> Information provided
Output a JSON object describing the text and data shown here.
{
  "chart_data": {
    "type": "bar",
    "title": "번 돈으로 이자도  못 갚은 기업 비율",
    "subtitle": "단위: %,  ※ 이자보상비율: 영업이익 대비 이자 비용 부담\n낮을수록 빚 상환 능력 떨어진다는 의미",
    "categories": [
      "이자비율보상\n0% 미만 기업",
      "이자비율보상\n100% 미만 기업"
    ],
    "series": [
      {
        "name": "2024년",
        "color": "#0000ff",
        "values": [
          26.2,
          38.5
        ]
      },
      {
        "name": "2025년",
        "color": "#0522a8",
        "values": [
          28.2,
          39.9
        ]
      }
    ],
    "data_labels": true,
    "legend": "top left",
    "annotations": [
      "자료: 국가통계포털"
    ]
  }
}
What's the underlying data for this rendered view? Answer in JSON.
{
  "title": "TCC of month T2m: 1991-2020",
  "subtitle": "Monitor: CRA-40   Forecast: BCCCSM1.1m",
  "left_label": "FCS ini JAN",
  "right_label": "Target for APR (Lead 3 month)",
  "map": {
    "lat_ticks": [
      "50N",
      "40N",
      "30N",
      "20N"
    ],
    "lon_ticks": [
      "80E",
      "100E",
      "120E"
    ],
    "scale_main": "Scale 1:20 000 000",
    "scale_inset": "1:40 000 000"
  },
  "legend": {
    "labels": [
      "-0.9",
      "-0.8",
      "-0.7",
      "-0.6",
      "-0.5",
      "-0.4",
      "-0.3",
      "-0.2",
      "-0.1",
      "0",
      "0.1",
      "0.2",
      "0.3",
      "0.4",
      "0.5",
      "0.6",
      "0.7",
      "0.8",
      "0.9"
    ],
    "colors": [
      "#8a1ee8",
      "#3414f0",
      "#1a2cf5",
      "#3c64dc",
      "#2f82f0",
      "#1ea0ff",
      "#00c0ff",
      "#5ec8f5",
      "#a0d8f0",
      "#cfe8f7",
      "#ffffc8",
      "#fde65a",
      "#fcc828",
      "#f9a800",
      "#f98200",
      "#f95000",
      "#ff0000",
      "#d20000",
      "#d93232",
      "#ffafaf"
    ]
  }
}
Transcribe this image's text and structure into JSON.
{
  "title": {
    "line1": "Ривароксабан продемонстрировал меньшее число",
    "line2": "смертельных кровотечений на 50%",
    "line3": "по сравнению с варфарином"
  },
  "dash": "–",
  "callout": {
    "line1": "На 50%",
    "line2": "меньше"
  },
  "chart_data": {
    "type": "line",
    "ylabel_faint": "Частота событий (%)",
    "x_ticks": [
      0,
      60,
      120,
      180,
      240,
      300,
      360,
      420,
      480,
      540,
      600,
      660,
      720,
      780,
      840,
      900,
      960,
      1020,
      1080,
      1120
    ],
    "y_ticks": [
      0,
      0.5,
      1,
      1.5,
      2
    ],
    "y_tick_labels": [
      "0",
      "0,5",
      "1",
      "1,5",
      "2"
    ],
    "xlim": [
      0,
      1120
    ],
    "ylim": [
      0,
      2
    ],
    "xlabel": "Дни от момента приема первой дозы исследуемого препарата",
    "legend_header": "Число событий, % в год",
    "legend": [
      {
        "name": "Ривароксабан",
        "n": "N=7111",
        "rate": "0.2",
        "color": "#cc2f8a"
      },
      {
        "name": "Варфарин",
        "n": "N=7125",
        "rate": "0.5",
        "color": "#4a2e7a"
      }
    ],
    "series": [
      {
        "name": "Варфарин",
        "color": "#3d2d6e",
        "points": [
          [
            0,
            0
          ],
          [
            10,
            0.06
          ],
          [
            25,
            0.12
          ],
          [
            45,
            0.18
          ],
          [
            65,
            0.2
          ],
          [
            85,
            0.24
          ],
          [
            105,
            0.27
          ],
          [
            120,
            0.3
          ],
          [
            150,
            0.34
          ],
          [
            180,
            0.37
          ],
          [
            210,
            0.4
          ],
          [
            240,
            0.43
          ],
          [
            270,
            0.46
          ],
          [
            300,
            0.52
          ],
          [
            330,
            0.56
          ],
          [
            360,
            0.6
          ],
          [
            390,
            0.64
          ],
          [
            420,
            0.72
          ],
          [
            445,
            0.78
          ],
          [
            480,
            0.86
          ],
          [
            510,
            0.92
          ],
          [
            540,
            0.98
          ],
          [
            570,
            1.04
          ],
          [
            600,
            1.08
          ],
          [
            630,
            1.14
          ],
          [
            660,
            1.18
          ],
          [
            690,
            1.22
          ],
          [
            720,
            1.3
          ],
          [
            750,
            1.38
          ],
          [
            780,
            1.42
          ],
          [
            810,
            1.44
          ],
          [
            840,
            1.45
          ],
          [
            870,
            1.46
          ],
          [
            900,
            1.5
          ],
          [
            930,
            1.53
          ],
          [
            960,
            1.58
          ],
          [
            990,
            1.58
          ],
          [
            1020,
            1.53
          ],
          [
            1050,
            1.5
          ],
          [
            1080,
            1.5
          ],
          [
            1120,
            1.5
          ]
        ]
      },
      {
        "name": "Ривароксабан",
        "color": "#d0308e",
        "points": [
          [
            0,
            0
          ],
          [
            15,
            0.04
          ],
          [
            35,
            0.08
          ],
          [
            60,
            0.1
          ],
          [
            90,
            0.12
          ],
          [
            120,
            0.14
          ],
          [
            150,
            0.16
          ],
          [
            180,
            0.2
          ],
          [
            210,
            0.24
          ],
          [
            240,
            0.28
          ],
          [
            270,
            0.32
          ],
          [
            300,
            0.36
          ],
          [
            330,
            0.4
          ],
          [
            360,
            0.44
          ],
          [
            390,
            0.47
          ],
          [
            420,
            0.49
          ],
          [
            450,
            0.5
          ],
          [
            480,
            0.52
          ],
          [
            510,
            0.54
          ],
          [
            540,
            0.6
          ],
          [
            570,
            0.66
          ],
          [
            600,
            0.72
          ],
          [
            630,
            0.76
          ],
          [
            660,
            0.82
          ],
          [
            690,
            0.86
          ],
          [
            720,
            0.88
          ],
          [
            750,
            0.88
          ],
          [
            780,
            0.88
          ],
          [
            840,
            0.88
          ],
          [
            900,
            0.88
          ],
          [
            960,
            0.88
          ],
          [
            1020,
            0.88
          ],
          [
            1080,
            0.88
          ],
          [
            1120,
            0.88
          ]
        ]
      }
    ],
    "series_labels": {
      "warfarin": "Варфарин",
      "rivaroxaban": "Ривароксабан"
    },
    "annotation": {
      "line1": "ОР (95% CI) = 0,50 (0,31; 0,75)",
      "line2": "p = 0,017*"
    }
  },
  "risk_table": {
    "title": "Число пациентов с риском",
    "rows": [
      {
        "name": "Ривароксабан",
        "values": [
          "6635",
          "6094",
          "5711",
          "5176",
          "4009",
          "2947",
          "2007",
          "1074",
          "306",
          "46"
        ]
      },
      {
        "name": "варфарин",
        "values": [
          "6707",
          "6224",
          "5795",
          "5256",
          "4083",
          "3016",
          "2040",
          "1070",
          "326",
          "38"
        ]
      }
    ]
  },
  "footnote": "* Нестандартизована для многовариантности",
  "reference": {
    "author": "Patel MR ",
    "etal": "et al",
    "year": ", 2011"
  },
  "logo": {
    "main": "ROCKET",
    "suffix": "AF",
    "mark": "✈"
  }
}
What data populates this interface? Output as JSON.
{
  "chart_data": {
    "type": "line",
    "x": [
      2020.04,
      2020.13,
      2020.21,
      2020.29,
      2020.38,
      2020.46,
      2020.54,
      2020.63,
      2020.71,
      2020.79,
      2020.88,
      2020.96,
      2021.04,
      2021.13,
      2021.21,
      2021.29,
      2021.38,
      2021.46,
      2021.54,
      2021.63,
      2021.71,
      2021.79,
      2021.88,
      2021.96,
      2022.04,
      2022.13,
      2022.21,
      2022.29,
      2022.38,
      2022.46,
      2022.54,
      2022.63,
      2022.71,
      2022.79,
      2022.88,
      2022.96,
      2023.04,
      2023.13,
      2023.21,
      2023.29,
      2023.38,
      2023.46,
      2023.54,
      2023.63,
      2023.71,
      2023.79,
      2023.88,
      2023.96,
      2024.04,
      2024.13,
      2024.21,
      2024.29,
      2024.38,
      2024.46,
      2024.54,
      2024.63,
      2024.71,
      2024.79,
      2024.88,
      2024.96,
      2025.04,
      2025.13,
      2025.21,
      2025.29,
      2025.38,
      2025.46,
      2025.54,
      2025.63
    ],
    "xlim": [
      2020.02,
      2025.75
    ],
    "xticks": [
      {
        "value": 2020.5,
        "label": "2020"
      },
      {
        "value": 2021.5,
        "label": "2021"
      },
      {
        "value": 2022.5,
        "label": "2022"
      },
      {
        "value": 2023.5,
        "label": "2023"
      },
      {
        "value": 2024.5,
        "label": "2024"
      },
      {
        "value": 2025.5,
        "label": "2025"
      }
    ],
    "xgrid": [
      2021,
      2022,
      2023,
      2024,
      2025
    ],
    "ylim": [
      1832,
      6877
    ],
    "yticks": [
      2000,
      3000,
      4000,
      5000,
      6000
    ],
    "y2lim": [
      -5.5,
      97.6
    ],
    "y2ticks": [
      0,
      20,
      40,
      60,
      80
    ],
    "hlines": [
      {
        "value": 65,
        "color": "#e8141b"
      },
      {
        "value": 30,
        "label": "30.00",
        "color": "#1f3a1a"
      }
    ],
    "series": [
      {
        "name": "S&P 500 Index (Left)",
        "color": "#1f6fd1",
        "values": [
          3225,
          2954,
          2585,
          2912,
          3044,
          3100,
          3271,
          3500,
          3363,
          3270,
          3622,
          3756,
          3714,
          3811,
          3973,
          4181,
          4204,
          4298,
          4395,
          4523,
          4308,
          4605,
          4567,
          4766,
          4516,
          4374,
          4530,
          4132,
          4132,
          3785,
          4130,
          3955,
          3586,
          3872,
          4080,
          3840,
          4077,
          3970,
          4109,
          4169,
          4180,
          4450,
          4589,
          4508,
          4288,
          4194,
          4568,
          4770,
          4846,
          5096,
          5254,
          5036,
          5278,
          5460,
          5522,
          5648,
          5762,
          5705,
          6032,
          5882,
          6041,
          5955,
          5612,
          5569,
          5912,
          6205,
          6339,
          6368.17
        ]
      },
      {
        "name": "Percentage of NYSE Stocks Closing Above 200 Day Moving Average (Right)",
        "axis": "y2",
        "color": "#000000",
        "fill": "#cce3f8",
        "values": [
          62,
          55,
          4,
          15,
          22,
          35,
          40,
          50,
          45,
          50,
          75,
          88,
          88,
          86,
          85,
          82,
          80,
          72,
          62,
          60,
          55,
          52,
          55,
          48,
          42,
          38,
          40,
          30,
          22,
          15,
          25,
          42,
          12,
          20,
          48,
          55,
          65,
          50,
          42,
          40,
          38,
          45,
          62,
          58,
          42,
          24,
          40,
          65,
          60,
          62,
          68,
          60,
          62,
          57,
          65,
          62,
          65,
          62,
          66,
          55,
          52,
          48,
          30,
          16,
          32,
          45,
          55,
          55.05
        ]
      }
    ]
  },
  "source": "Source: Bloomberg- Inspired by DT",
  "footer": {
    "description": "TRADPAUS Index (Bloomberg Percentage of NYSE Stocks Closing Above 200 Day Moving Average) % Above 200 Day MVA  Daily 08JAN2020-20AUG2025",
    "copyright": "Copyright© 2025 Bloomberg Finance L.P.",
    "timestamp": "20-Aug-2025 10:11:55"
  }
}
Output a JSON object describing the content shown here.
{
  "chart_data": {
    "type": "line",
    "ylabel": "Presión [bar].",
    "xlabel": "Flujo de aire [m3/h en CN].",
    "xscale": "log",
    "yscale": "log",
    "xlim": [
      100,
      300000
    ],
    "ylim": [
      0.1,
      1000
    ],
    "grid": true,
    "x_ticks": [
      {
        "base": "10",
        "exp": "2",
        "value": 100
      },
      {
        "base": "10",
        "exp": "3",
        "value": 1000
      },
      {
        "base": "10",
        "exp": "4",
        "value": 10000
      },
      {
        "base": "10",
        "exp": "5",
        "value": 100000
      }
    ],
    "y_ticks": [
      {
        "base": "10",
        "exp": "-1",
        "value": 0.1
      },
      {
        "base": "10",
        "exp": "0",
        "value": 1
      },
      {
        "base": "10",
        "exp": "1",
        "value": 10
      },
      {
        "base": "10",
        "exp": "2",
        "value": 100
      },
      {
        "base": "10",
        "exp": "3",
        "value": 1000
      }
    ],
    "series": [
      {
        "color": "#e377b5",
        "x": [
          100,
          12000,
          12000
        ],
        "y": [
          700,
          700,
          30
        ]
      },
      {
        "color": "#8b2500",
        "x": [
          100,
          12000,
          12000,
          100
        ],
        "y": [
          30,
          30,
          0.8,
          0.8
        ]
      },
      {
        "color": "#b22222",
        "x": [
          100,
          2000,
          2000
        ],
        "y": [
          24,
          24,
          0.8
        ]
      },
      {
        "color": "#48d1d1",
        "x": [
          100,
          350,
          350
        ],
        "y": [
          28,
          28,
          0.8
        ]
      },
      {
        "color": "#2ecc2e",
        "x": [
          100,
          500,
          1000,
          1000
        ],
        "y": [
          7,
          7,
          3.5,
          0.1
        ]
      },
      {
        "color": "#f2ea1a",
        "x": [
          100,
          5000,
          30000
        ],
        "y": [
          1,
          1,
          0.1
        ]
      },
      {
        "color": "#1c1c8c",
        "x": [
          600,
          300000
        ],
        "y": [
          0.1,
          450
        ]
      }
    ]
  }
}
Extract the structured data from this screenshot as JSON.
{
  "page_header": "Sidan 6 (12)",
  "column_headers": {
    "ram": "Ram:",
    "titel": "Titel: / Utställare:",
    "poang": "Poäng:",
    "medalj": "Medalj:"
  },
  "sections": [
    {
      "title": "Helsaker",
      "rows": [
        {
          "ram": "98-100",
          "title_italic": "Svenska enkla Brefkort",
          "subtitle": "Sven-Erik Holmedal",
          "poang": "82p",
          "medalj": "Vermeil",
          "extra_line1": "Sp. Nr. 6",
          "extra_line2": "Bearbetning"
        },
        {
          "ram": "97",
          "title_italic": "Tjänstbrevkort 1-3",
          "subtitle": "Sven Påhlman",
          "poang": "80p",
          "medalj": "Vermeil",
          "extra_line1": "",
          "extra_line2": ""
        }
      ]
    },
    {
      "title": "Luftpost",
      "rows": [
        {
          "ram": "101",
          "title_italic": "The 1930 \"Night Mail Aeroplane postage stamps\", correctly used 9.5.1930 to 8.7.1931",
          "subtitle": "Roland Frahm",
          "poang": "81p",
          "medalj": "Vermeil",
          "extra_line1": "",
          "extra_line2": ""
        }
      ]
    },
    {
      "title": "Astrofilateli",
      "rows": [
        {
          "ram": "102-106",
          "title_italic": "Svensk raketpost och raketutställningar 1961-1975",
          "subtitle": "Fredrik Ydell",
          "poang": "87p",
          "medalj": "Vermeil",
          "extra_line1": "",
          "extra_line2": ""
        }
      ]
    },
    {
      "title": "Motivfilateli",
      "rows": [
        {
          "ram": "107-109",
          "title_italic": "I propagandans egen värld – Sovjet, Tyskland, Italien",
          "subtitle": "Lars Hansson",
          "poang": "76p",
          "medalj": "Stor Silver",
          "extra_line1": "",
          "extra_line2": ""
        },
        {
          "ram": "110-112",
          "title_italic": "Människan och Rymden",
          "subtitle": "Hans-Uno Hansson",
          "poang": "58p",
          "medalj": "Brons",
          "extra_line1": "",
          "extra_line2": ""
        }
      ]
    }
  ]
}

> Problem description
Find the lines that include the string "JSON", then copy each of them.

> Answer to the exercise
Output a JSON object describing the text and data shown here.
What's the underlying data for this rendered view? Answer in JSON.
Transcribe this image's text and structure into JSON.
What data populates this interface? Output as JSON.
Output a JSON object describing the content shown here.
Extract the structured data from this screenshot as JSON.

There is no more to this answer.